--- start DATA SHOWN ---

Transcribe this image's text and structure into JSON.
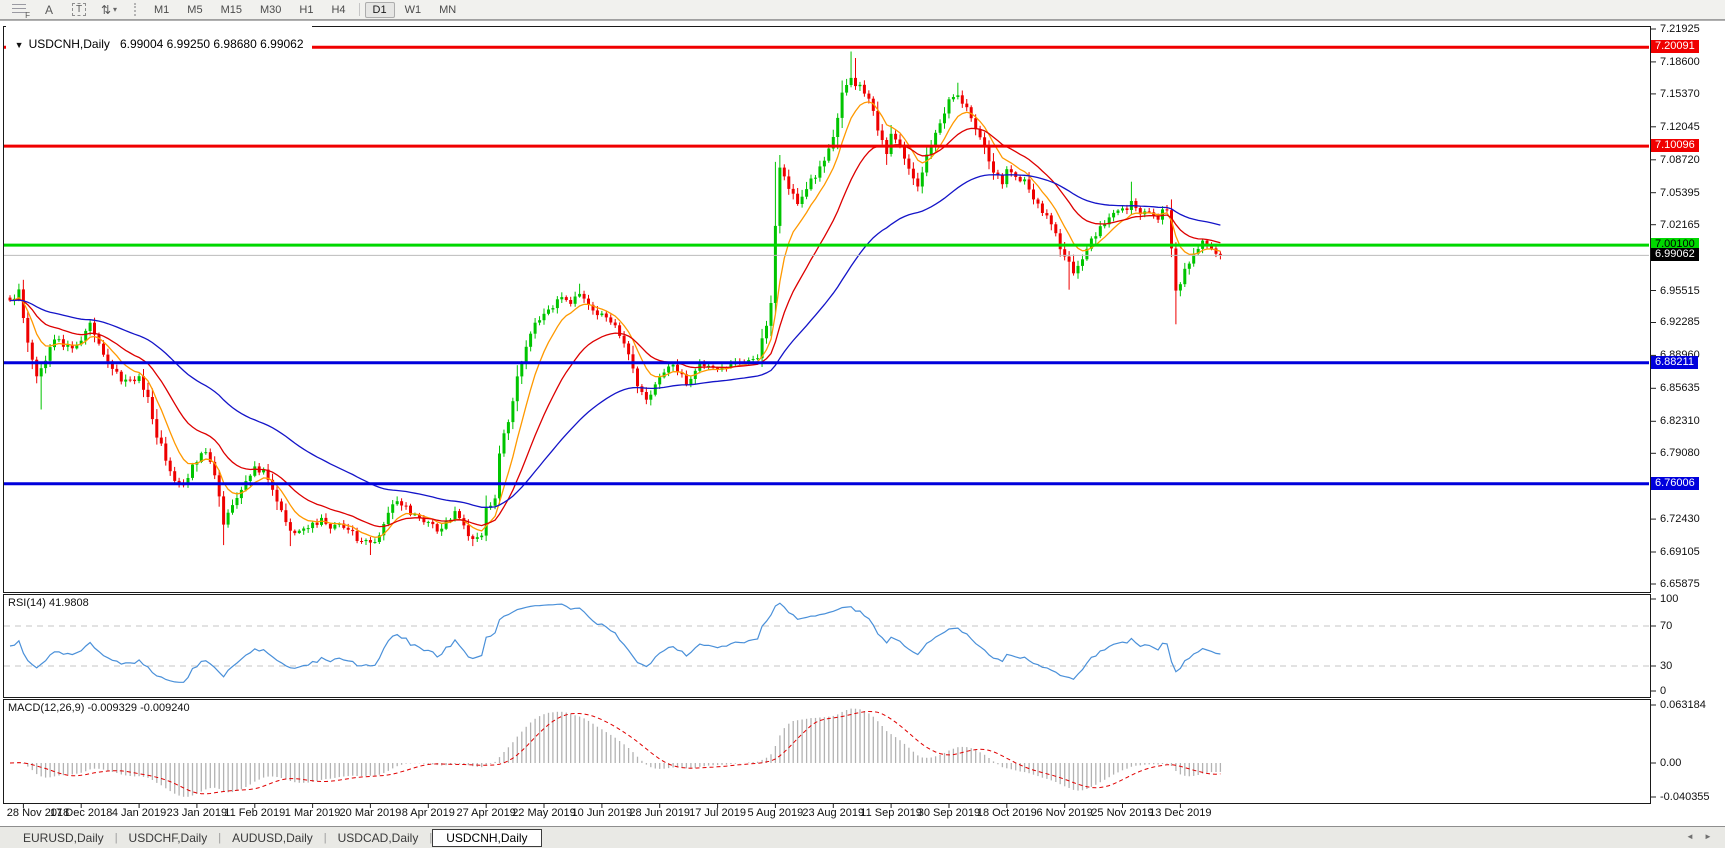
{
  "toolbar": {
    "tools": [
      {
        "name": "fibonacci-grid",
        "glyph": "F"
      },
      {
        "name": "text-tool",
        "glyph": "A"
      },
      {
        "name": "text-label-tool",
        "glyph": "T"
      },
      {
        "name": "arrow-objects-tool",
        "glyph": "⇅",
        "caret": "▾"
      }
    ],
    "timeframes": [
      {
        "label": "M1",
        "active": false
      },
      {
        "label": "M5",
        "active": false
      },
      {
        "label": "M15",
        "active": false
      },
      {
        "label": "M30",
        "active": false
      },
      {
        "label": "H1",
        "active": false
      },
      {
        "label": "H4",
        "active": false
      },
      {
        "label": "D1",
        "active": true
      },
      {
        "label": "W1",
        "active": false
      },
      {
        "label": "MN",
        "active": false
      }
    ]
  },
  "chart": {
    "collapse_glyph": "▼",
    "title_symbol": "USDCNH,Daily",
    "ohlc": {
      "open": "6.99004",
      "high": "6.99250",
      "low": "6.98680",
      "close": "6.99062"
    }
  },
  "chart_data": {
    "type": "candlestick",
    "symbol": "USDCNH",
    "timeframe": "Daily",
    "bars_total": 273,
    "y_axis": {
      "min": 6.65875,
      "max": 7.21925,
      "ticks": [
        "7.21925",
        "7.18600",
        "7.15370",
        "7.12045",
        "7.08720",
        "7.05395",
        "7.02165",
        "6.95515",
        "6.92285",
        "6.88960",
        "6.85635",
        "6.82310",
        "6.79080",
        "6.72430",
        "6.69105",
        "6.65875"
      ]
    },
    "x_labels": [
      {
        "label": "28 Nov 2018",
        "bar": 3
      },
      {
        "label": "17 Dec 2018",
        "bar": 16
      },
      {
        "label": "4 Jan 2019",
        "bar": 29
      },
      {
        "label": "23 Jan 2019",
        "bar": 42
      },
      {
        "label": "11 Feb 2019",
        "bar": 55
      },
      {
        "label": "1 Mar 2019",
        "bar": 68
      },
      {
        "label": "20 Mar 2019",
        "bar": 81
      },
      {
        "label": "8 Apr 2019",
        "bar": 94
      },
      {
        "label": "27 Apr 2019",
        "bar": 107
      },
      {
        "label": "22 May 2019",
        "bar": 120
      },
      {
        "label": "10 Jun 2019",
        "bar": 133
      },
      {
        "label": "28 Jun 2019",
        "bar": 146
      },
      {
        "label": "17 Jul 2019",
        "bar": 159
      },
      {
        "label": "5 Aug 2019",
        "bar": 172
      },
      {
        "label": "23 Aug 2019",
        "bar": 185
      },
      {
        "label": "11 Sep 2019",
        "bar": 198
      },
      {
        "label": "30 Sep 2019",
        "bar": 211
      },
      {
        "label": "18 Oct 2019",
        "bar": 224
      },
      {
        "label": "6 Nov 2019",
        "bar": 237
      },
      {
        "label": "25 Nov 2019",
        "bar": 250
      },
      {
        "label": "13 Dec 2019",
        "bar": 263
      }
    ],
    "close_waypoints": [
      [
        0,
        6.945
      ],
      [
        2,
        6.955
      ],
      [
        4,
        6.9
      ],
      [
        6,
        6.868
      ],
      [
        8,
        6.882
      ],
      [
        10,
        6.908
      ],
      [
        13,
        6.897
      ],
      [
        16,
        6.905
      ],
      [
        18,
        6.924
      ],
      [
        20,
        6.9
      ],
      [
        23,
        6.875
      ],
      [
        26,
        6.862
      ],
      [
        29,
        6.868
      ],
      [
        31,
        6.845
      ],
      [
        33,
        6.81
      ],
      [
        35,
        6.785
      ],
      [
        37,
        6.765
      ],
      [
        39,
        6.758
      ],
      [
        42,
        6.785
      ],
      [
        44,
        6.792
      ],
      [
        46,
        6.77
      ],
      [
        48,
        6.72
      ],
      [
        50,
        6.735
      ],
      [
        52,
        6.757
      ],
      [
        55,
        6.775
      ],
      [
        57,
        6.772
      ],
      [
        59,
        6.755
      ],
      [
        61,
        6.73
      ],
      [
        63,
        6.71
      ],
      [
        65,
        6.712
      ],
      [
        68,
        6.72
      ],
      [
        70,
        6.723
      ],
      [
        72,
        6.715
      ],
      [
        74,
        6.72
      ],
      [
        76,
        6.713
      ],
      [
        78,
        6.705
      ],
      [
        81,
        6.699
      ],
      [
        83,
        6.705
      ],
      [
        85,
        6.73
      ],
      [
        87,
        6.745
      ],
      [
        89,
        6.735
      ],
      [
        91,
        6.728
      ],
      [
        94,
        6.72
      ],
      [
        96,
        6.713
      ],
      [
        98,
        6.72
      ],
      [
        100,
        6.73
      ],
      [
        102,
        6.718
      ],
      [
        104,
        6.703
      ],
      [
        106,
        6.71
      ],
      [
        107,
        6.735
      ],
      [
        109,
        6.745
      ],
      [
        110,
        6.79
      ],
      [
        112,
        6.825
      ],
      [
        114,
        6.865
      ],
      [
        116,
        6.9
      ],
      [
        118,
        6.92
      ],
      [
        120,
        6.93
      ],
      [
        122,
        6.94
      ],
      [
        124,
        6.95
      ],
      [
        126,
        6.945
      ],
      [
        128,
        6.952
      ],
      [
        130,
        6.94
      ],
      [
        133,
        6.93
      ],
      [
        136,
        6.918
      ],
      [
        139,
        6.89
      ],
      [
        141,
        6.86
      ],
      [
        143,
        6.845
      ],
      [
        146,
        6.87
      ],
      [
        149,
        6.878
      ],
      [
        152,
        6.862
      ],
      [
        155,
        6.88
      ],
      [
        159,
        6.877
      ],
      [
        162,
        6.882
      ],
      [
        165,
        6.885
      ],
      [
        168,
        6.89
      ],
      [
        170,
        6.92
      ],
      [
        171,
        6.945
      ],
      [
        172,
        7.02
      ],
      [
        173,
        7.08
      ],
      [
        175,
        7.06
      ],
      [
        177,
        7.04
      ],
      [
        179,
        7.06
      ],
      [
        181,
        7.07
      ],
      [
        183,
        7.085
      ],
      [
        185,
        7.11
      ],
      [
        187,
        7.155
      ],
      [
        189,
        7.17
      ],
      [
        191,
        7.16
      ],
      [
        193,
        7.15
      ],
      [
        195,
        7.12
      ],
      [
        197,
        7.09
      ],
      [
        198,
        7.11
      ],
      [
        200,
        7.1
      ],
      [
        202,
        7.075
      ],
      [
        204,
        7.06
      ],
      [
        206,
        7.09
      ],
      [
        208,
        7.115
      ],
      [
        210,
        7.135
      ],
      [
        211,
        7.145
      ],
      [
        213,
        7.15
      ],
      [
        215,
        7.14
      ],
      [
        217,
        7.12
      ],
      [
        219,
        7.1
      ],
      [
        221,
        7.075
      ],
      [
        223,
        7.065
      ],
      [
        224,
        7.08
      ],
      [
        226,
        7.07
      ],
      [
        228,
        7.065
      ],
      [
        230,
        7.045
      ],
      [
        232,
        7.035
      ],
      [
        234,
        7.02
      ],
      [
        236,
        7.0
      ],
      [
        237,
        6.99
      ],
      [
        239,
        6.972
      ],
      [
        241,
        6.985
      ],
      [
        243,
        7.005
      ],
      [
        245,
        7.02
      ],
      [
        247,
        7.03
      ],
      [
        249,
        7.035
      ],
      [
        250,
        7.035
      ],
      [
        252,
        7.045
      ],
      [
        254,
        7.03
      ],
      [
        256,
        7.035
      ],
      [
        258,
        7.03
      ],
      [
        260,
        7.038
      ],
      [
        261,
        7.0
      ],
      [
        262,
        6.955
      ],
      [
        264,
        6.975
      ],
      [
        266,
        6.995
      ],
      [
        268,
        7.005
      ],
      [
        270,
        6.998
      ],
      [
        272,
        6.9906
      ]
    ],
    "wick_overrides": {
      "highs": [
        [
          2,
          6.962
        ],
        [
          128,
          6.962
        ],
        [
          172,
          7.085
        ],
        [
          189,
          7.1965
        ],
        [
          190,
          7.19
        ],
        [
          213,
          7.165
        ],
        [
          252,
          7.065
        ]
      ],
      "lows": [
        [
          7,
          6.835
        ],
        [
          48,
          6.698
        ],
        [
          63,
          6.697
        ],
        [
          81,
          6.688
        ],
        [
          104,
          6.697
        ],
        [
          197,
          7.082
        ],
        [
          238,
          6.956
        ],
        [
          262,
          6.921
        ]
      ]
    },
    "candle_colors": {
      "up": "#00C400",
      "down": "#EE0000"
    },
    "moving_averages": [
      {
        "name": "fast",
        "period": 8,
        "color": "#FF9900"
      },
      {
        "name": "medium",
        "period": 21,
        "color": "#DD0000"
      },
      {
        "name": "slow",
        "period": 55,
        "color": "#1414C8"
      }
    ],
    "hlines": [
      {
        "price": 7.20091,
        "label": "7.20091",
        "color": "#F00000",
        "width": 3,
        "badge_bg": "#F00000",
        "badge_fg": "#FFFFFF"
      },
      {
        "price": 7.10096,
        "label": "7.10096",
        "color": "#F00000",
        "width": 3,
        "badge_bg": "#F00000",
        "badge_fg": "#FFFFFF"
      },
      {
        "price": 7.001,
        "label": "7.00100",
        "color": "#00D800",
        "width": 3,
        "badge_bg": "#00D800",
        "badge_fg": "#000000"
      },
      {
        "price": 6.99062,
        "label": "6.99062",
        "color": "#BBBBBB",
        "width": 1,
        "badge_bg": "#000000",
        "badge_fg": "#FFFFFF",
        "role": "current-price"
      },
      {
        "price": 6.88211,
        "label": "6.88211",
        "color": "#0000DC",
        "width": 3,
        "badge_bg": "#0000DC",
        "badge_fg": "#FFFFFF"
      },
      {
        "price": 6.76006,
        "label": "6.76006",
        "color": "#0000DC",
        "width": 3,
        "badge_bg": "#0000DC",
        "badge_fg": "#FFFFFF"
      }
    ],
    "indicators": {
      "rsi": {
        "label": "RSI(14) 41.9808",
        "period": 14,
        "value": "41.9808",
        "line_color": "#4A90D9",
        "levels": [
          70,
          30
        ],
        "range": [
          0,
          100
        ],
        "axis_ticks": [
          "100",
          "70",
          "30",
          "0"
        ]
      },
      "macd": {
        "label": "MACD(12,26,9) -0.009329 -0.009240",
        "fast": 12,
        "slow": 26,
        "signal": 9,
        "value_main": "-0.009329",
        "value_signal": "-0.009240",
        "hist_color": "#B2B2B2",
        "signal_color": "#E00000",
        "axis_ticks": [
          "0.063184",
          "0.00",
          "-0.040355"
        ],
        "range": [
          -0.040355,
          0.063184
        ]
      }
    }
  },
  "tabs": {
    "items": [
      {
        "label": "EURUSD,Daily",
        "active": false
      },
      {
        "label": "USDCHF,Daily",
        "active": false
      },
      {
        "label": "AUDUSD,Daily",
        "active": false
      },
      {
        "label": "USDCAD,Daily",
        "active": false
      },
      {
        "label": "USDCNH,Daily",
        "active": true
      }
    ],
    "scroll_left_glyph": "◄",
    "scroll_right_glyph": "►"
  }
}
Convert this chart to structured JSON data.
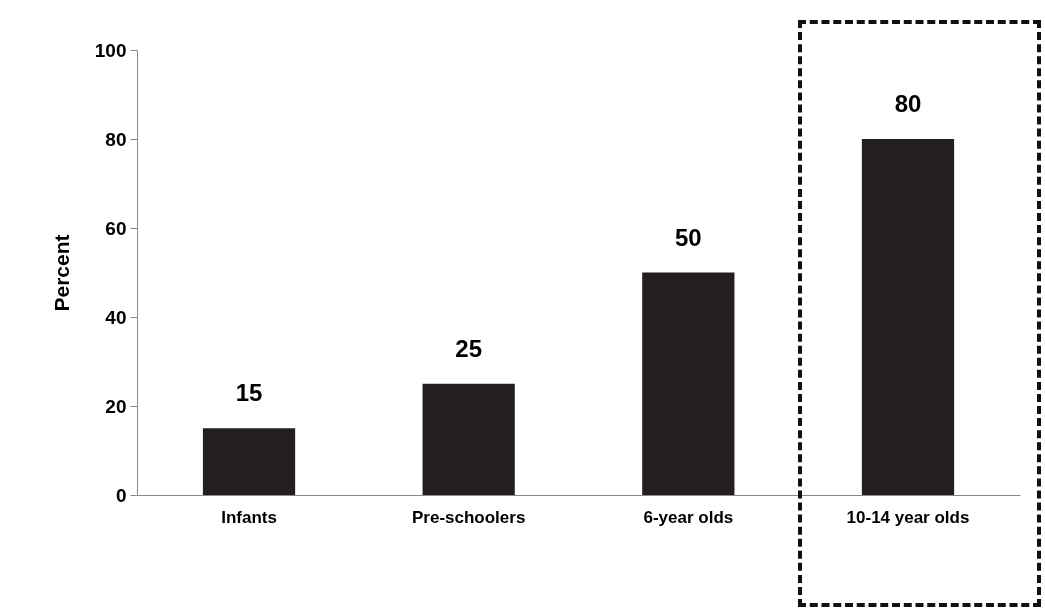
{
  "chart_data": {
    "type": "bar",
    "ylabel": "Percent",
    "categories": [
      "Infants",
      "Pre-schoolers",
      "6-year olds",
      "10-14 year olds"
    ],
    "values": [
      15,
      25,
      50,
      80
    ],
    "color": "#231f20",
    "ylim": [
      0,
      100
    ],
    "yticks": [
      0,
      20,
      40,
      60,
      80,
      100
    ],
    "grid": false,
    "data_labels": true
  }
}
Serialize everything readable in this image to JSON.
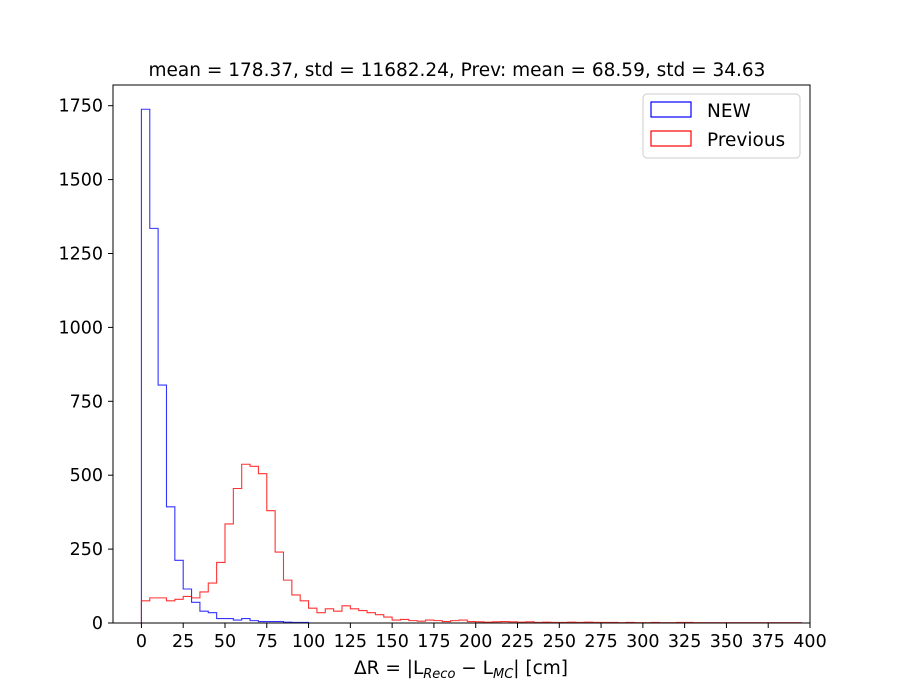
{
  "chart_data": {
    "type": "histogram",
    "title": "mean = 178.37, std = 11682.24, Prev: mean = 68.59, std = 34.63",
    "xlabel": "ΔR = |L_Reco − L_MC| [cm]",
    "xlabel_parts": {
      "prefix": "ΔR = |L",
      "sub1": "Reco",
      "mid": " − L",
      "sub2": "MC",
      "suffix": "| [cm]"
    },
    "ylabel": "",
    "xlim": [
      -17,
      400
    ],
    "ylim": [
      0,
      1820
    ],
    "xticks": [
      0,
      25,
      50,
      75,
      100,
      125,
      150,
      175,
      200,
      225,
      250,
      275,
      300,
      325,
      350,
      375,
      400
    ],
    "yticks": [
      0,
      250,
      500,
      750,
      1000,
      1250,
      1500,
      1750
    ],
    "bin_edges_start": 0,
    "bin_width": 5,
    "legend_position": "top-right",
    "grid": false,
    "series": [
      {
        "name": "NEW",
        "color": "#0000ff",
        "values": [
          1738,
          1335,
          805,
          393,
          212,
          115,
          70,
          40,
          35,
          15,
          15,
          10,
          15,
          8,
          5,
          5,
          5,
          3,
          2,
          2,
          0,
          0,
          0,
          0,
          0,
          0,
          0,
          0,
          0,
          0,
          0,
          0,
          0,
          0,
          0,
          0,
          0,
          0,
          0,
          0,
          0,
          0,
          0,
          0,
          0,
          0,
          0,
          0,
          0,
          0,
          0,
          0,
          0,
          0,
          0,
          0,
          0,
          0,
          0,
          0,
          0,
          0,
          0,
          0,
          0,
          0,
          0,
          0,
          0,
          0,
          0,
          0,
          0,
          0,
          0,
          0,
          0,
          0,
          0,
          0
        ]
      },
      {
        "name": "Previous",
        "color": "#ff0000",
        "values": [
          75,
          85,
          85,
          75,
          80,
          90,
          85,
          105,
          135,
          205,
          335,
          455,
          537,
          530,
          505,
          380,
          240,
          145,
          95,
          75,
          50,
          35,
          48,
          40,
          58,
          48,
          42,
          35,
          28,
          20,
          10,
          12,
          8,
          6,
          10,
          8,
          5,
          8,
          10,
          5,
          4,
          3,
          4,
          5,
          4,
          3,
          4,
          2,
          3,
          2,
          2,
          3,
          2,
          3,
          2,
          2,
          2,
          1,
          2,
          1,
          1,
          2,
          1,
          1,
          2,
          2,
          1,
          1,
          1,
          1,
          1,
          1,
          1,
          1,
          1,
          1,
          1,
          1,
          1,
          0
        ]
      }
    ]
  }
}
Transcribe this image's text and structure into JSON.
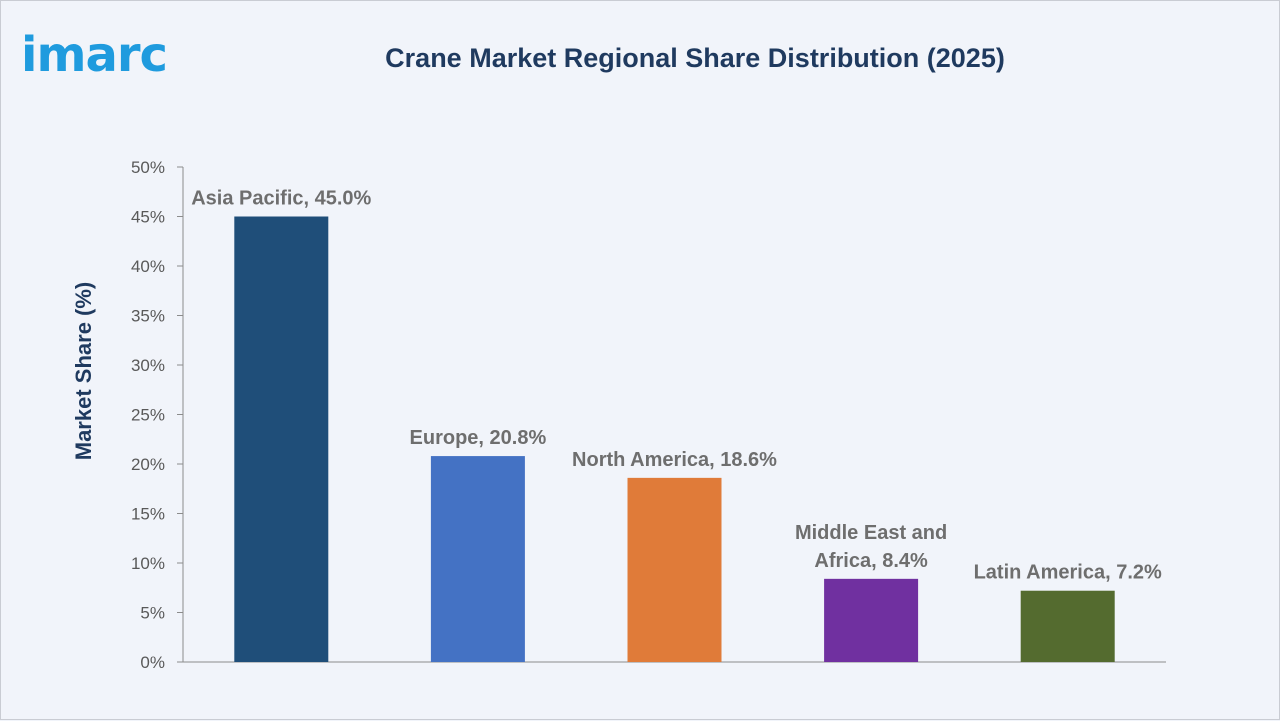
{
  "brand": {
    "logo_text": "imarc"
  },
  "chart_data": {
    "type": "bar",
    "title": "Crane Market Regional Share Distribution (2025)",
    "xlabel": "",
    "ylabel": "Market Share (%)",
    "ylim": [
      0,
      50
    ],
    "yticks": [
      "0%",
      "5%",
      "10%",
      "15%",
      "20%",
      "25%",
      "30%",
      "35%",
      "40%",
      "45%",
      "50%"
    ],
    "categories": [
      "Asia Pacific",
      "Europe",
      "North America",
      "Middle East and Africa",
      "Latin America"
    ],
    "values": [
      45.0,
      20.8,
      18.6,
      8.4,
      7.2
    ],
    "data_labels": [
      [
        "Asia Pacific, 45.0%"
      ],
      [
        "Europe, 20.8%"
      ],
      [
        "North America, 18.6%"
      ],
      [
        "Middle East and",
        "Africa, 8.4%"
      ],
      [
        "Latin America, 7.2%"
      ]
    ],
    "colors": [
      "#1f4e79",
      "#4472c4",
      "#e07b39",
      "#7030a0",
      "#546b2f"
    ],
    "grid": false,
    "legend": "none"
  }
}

--- end DATA SHOWN ---

The word "period" may turn up on some lines of these records; say how many, with no other words.

### SOLUTION TO THE PROBLEM
4